[Saved entries]
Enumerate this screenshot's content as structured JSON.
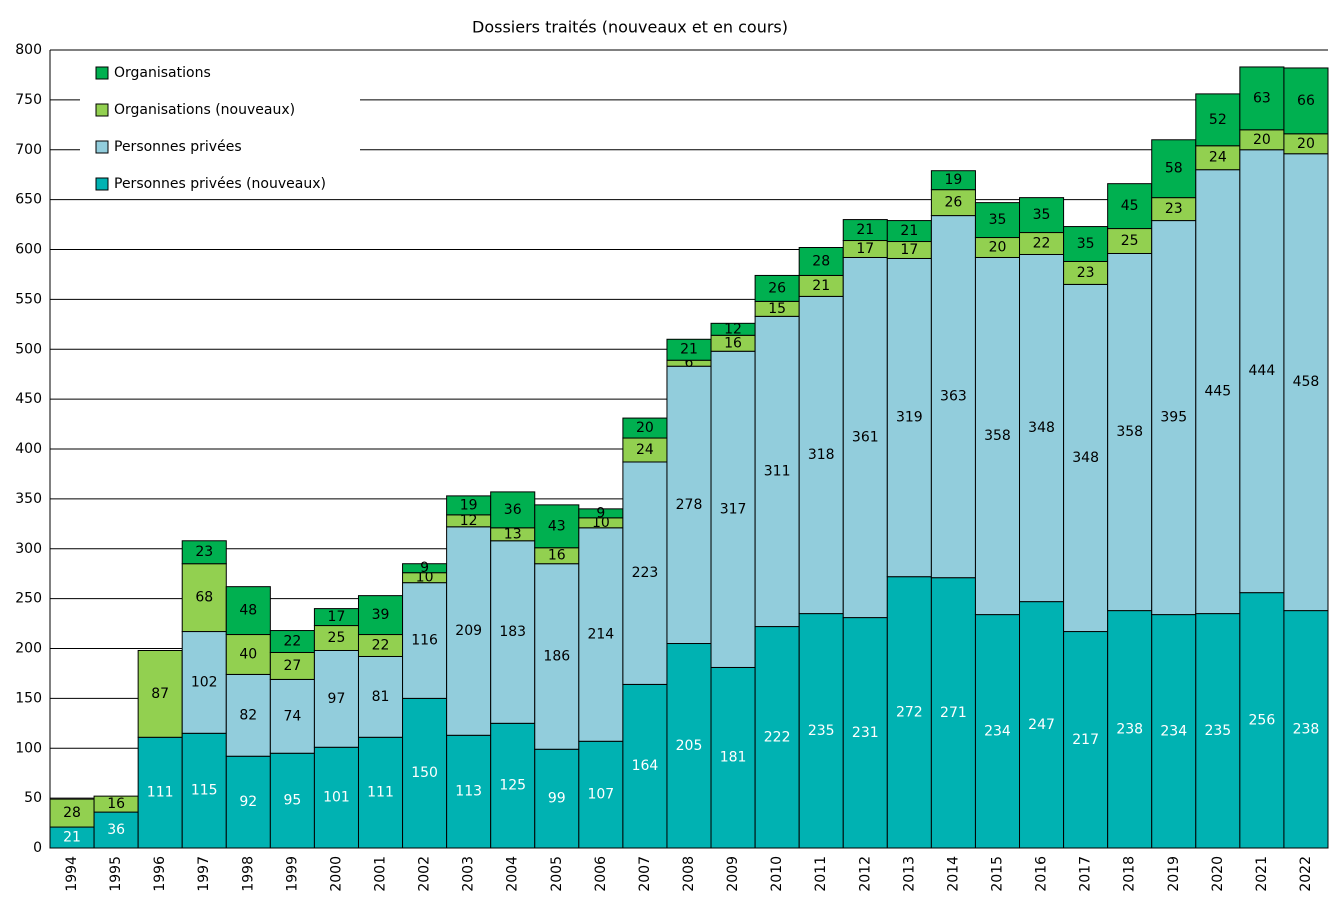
{
  "chart_data": {
    "type": "stacked_bar",
    "title": "Dossiers traités (nouveaux et en cours)",
    "categories": [
      "1994",
      "1995",
      "1996",
      "1997",
      "1998",
      "1999",
      "2000",
      "2001",
      "2002",
      "2003",
      "2004",
      "2005",
      "2006",
      "2007",
      "2008",
      "2009",
      "2010",
      "2011",
      "2012",
      "2013",
      "2014",
      "2015",
      "2016",
      "2017",
      "2018",
      "2019",
      "2020",
      "2021",
      "2022"
    ],
    "series": [
      {
        "name": "Personnes privées (nouveaux)",
        "color": "#00b2b2",
        "values": [
          21,
          36,
          111,
          115,
          92,
          95,
          101,
          111,
          150,
          113,
          125,
          99,
          107,
          164,
          205,
          181,
          222,
          235,
          231,
          272,
          271,
          234,
          247,
          217,
          238,
          234,
          235,
          256,
          238
        ]
      },
      {
        "name": "Personnes privées",
        "color": "#92cddc",
        "values": [
          null,
          null,
          null,
          102,
          82,
          74,
          97,
          81,
          116,
          209,
          183,
          186,
          214,
          223,
          278,
          317,
          311,
          318,
          361,
          319,
          363,
          358,
          348,
          348,
          358,
          395,
          445,
          444,
          458
        ]
      },
      {
        "name": "Organisations (nouveaux)",
        "color": "#92d050",
        "values": [
          28,
          16,
          87,
          68,
          40,
          27,
          25,
          22,
          10,
          12,
          13,
          16,
          10,
          24,
          6,
          16,
          15,
          21,
          17,
          17,
          26,
          20,
          22,
          23,
          25,
          23,
          24,
          20,
          20
        ]
      },
      {
        "name": "Organisations",
        "color": "#00b050",
        "values": [
          null,
          null,
          null,
          23,
          48,
          22,
          17,
          39,
          9,
          19,
          36,
          43,
          9,
          20,
          21,
          12,
          26,
          28,
          21,
          21,
          19,
          35,
          35,
          35,
          45,
          58,
          52,
          63,
          66
        ]
      }
    ],
    "ylim": [
      0,
      800
    ],
    "yticks": [
      0,
      50,
      100,
      150,
      200,
      250,
      300,
      350,
      400,
      450,
      500,
      550,
      600,
      650,
      700,
      750,
      800
    ],
    "grid": true,
    "legend": "top-left"
  }
}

* _Problem_
Find the lines containing "Personnes" and pull them out.

* _Worked solution_
        "name": "Personnes privées (nouveaux)",
        "name": "Personnes privées",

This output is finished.